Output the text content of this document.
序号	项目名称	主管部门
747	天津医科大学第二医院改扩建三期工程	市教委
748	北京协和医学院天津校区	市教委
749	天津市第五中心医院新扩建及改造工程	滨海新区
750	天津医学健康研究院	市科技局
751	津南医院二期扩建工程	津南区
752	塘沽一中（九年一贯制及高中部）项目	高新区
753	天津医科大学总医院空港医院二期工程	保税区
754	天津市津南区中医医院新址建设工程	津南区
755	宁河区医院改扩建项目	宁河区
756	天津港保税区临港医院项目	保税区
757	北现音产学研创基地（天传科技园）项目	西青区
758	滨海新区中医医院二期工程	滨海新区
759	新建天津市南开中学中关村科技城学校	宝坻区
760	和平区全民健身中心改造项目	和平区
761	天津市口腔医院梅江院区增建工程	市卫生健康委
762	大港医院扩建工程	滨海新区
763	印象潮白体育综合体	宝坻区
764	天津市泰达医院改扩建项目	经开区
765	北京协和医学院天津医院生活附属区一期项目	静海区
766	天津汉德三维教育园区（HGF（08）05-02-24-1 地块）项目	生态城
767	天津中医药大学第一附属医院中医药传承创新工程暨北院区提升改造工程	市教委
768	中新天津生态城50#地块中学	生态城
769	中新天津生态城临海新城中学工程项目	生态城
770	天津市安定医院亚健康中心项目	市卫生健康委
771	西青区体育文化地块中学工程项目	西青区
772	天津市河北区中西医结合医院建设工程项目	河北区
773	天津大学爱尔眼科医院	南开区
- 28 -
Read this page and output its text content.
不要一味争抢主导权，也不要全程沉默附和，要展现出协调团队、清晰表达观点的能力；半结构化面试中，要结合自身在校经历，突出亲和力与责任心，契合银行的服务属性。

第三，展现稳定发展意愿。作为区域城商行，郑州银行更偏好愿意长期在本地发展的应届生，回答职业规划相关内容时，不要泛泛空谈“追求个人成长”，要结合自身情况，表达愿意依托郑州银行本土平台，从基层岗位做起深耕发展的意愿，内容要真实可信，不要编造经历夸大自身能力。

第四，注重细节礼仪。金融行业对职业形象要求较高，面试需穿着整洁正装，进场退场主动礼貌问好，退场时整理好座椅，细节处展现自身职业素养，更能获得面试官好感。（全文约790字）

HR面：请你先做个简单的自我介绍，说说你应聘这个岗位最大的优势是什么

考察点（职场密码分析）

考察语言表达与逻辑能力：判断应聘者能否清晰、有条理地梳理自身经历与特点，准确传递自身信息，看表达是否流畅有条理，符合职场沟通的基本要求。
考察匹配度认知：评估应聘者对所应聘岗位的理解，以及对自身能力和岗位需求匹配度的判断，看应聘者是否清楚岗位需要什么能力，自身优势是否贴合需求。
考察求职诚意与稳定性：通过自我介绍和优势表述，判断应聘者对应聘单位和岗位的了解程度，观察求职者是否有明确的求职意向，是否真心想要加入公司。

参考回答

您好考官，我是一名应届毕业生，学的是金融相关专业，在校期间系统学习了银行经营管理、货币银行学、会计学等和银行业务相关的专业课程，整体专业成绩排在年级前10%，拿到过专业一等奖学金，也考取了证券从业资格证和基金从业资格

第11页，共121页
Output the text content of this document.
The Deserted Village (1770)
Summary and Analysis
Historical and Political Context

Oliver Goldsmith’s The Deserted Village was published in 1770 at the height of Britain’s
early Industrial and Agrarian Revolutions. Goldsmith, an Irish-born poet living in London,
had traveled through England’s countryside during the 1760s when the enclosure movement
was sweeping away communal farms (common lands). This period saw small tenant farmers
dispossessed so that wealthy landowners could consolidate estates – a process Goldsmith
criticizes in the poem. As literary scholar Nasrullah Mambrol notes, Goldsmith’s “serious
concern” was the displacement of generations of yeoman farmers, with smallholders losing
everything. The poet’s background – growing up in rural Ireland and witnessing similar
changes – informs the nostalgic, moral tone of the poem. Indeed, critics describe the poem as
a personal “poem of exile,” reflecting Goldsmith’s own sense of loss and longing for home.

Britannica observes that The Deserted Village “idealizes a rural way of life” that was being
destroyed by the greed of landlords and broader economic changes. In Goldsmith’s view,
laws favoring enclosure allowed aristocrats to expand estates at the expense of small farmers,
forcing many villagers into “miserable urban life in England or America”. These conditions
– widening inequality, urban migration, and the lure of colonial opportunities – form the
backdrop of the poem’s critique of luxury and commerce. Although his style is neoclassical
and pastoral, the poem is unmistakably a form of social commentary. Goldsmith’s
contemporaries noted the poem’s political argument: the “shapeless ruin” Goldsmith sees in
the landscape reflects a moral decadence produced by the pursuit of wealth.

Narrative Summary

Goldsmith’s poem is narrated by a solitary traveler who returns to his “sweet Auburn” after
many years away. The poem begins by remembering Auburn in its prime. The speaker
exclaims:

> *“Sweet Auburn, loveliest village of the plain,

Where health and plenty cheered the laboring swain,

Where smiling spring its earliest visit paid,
====
# EXERCISE REQUIREMENTS
Copy the records above exactly.

# SOLUTION FOR THIS EXERCISE
Output the text content of this document.
序号	项目名称	主管部门
747	天津医科大学第二医院改扩建三期工程	市教委
748	北京协和医学院天津校区	市教委
749	天津市第五中心医院新扩建及改造工程	滨海新区
750	天津医学健康研究院	市科技局
751	津南医院二期扩建工程	津南区
752	塘沽一中（九年一贯制及高中部）项目	高新区
753	天津医科大学总医院空港医院二期工程	保税区
754	天津市津南区中医医院新址建设工程	津南区
755	宁河区医院改扩建项目	宁河区
756	天津港保税区临港医院项目	保税区
757	北现音产学研创基地（天传科技园）项目	西青区
758	滨海新区中医医院二期工程	滨海新区
759	新建天津市南开中学中关村科技城学校	宝坻区
760	和平区全民健身中心改造项目	和平区
761	天津市口腔医院梅江院区增建工程	市卫生健康委
762	大港医院扩建工程	滨海新区
763	印象潮白体育综合体	宝坻区
764	天津市泰达医院改扩建项目	经开区
765	北京协和医学院天津医院生活附属区一期项目	静海区
766	天津汉德三维教育园区（HGF（08）05-02-24-1 地块）项目	生态城
767	天津中医药大学第一附属医院中医药传承创新工程暨北院区提升改造工程	市教委
768	中新天津生态城50#地块中学	生态城
769	中新天津生态城临海新城中学工程项目	生态城
770	天津市安定医院亚健康中心项目	市卫生健康委
771	西青区体育文化地块中学工程项目	西青区
772	天津市河北区中西医结合医院建设工程项目	河北区
773	天津大学爱尔眼科医院	南开区
- 28 -
Read this page and output its text content.
不要一味争抢主导权，也不要全程沉默附和，要展现出协调团队、清晰表达观点的能力；半结构化面试中，要结合自身在校经历，突出亲和力与责任心，契合银行的服务属性。

第三，展现稳定发展意愿。作为区域城商行，郑州银行更偏好愿意长期在本地发展的应届生，回答职业规划相关内容时，不要泛泛空谈“追求个人成长”，要结合自身情况，表达愿意依托郑州银行本土平台，从基层岗位做起深耕发展的意愿，内容要真实可信，不要编造经历夸大自身能力。

第四，注重细节礼仪。金融行业对职业形象要求较高，面试需穿着整洁正装，进场退场主动礼貌问好，退场时整理好座椅，细节处展现自身职业素养，更能获得面试官好感。（全文约790字）

HR面：请你先做个简单的自我介绍，说说你应聘这个岗位最大的优势是什么

考察点（职场密码分析）

考察语言表达与逻辑能力：判断应聘者能否清晰、有条理地梳理自身经历与特点，准确传递自身信息，看表达是否流畅有条理，符合职场沟通的基本要求。
考察匹配度认知：评估应聘者对所应聘岗位的理解，以及对自身能力和岗位需求匹配度的判断，看应聘者是否清楚岗位需要什么能力，自身优势是否贴合需求。
考察求职诚意与稳定性：通过自我介绍和优势表述，判断应聘者对应聘单位和岗位的了解程度，观察求职者是否有明确的求职意向，是否真心想要加入公司。

参考回答

您好考官，我是一名应届毕业生，学的是金融相关专业，在校期间系统学习了银行经营管理、货币银行学、会计学等和银行业务相关的专业课程，整体专业成绩排在年级前10%，拿到过专业一等奖学金，也考取了证券从业资格证和基金从业资格

第11页，共121页
Output the text content of this document.
The Deserted Village (1770)
Summary and Analysis
Historical and Political Context

Oliver Goldsmith’s The Deserted Village was published in 1770 at the height of Britain’s
early Industrial and Agrarian Revolutions. Goldsmith, an Irish-born poet living in London,
had traveled through England’s countryside during the 1760s when the enclosure movement
was sweeping away communal farms (common lands). This period saw small tenant farmers
dispossessed so that wealthy landowners could consolidate estates – a process Goldsmith
criticizes in the poem. As literary scholar Nasrullah Mambrol notes, Goldsmith’s “serious
concern” was the displacement of generations of yeoman farmers, with smallholders losing
everything. The poet’s background – growing up in rural Ireland and witnessing similar
changes – informs the nostalgic, moral tone of the poem. Indeed, critics describe the poem as
a personal “poem of exile,” reflecting Goldsmith’s own sense of loss and longing for home.

Britannica observes that The Deserted Village “idealizes a rural way of life” that was being
destroyed by the greed of landlords and broader economic changes. In Goldsmith’s view,
laws favoring enclosure allowed aristocrats to expand estates at the expense of small farmers,
forcing many villagers into “miserable urban life in England or America”. These conditions
– widening inequality, urban migration, and the lure of colonial opportunities – form the
backdrop of the poem’s critique of luxury and commerce. Although his style is neoclassical
and pastoral, the poem is unmistakably a form of social commentary. Goldsmith’s
contemporaries noted the poem’s political argument: the “shapeless ruin” Goldsmith sees in
the landscape reflects a moral decadence produced by the pursuit of wealth.

Narrative Summary

Goldsmith’s poem is narrated by a solitary traveler who returns to his “sweet Auburn” after
many years away. The poem begins by remembering Auburn in its prime. The speaker
exclaims:

> *“Sweet Auburn, loveliest village of the plain,

Where health and plenty cheered the laboring swain,

Where smiling spring its earliest visit paid,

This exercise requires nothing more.